WHAT THIS TASK INVOLVES:
Can you reproduce the data beneath, keeping every line exact?
** START DATA **
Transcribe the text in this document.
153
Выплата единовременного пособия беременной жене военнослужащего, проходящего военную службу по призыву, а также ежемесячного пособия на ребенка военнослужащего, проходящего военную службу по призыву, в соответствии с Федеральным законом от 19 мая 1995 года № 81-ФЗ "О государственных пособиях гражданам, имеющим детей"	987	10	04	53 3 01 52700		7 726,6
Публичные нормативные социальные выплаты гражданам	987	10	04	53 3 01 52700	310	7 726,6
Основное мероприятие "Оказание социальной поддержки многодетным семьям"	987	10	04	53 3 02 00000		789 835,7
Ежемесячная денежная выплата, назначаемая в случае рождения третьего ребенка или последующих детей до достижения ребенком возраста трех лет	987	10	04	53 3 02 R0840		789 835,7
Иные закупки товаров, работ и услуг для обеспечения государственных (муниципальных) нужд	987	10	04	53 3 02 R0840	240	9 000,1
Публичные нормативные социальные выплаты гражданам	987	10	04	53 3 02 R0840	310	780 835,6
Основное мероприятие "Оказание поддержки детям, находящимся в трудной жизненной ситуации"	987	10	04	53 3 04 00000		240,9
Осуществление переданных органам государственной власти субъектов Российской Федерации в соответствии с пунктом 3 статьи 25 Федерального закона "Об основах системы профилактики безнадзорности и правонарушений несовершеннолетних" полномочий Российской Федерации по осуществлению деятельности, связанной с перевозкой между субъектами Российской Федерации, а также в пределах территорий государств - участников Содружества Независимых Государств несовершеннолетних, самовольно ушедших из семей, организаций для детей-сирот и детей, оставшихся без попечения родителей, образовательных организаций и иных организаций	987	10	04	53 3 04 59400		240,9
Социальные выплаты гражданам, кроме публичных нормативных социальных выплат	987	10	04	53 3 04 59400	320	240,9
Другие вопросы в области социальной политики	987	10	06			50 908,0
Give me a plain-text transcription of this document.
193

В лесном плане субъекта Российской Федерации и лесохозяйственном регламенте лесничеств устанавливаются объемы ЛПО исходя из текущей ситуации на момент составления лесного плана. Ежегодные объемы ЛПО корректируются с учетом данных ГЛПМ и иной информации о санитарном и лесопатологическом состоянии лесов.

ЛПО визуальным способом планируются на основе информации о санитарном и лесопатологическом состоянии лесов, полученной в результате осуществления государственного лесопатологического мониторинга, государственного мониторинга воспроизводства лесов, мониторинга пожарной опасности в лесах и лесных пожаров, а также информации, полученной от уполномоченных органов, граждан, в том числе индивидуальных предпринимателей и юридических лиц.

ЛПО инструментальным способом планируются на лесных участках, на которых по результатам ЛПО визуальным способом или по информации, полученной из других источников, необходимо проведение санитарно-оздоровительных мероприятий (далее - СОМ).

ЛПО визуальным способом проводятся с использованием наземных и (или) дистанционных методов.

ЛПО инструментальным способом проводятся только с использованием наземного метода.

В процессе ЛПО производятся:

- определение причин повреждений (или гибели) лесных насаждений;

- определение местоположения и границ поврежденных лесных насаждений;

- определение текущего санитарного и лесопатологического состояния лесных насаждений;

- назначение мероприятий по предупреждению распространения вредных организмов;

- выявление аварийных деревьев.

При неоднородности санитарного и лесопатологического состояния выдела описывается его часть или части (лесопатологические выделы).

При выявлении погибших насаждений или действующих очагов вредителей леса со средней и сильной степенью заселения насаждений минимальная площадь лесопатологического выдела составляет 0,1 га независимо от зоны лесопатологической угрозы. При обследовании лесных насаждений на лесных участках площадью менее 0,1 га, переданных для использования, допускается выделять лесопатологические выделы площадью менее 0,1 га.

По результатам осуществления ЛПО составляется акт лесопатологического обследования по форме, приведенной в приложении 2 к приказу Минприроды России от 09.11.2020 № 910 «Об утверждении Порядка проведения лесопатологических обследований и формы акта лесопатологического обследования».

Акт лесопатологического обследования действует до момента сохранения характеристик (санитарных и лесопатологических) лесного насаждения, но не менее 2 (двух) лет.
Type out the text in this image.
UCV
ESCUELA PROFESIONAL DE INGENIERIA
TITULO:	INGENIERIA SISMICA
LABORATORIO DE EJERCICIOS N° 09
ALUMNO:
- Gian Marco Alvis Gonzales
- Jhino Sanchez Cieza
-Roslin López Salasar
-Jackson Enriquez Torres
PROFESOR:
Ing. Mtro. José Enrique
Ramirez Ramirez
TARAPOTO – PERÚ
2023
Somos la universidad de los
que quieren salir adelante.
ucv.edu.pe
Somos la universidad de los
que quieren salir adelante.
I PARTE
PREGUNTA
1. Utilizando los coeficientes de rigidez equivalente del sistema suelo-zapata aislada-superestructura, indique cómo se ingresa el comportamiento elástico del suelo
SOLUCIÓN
** END DATA **
SOLUTION FOR THIS EXERCISE:
Transcribe the text in this document.
153
Выплата единовременного пособия беременной жене военнослужащего, проходящего военную службу по призыву, а также ежемесячного пособия на ребенка военнослужащего, проходящего военную службу по призыву, в соответствии с Федеральным законом от 19 мая 1995 года № 81-ФЗ "О государственных пособиях гражданам, имеющим детей"	987	10	04	53 3 01 52700		7 726,6
Публичные нормативные социальные выплаты гражданам	987	10	04	53 3 01 52700	310	7 726,6
Основное мероприятие "Оказание социальной поддержки многодетным семьям"	987	10	04	53 3 02 00000		789 835,7
Ежемесячная денежная выплата, назначаемая в случае рождения третьего ребенка или последующих детей до достижения ребенком возраста трех лет	987	10	04	53 3 02 R0840		789 835,7
Иные закупки товаров, работ и услуг для обеспечения государственных (муниципальных) нужд	987	10	04	53 3 02 R0840	240	9 000,1
Публичные нормативные социальные выплаты гражданам	987	10	04	53 3 02 R0840	310	780 835,6
Основное мероприятие "Оказание поддержки детям, находящимся в трудной жизненной ситуации"	987	10	04	53 3 04 00000		240,9
Осуществление переданных органам государственной власти субъектов Российской Федерации в соответствии с пунктом 3 статьи 25 Федерального закона "Об основах системы профилактики безнадзорности и правонарушений несовершеннолетних" полномочий Российской Федерации по осуществлению деятельности, связанной с перевозкой между субъектами Российской Федерации, а также в пределах территорий государств - участников Содружества Независимых Государств несовершеннолетних, самовольно ушедших из семей, организаций для детей-сирот и детей, оставшихся без попечения родителей, образовательных организаций и иных организаций	987	10	04	53 3 04 59400		240,9
Социальные выплаты гражданам, кроме публичных нормативных социальных выплат	987	10	04	53 3 04 59400	320	240,9
Другие вопросы в области социальной политики	987	10	06			50 908,0
Give me a plain-text transcription of this document.
193

В лесном плане субъекта Российской Федерации и лесохозяйственном регламенте лесничеств устанавливаются объемы ЛПО исходя из текущей ситуации на момент составления лесного плана. Ежегодные объемы ЛПО корректируются с учетом данных ГЛПМ и иной информации о санитарном и лесопатологическом состоянии лесов.

ЛПО визуальным способом планируются на основе информации о санитарном и лесопатологическом состоянии лесов, полученной в результате осуществления государственного лесопатологического мониторинга, государственного мониторинга воспроизводства лесов, мониторинга пожарной опасности в лесах и лесных пожаров, а также информации, полученной от уполномоченных органов, граждан, в том числе индивидуальных предпринимателей и юридических лиц.

ЛПО инструментальным способом планируются на лесных участках, на которых по результатам ЛПО визуальным способом или по информации, полученной из других источников, необходимо проведение санитарно-оздоровительных мероприятий (далее - СОМ).

ЛПО визуальным способом проводятся с использованием наземных и (или) дистанционных методов.

ЛПО инструментальным способом проводятся только с использованием наземного метода.

В процессе ЛПО производятся:

- определение причин повреждений (или гибели) лесных насаждений;

- определение местоположения и границ поврежденных лесных насаждений;

- определение текущего санитарного и лесопатологического состояния лесных насаждений;

- назначение мероприятий по предупреждению распространения вредных организмов;

- выявление аварийных деревьев.

При неоднородности санитарного и лесопатологического состояния выдела описывается его часть или части (лесопатологические выделы).

При выявлении погибших насаждений или действующих очагов вредителей леса со средней и сильной степенью заселения насаждений минимальная площадь лесопатологического выдела составляет 0,1 га независимо от зоны лесопатологической угрозы. При обследовании лесных насаждений на лесных участках площадью менее 0,1 га, переданных для использования, допускается выделять лесопатологические выделы площадью менее 0,1 га.

По результатам осуществления ЛПО составляется акт лесопатологического обследования по форме, приведенной в приложении 2 к приказу Минприроды России от 09.11.2020 № 910 «Об утверждении Порядка проведения лесопатологических обследований и формы акта лесопатологического обследования».

Акт лесопатологического обследования действует до момента сохранения характеристик (санитарных и лесопатологических) лесного насаждения, но не менее 2 (двух) лет.
Type out the text in this image.
UCV
ESCUELA PROFESIONAL DE INGENIERIA
TITULO:	INGENIERIA SISMICA
LABORATORIO DE EJERCICIOS N° 09
ALUMNO:
- Gian Marco Alvis Gonzales
- Jhino Sanchez Cieza
-Roslin López Salasar
-Jackson Enriquez Torres
PROFESOR:
Ing. Mtro. José Enrique
Ramirez Ramirez
TARAPOTO – PERÚ
2023
Somos la universidad de los
que quieren salir adelante.
ucv.edu.pe
Somos la universidad de los
que quieren salir adelante.
I PARTE
PREGUNTA
1. Utilizando los coeficientes de rigidez equivalente del sistema suelo-zapata aislada-superestructura, indique cómo se ingresa el comportamiento elástico del suelo
SOLUCIÓN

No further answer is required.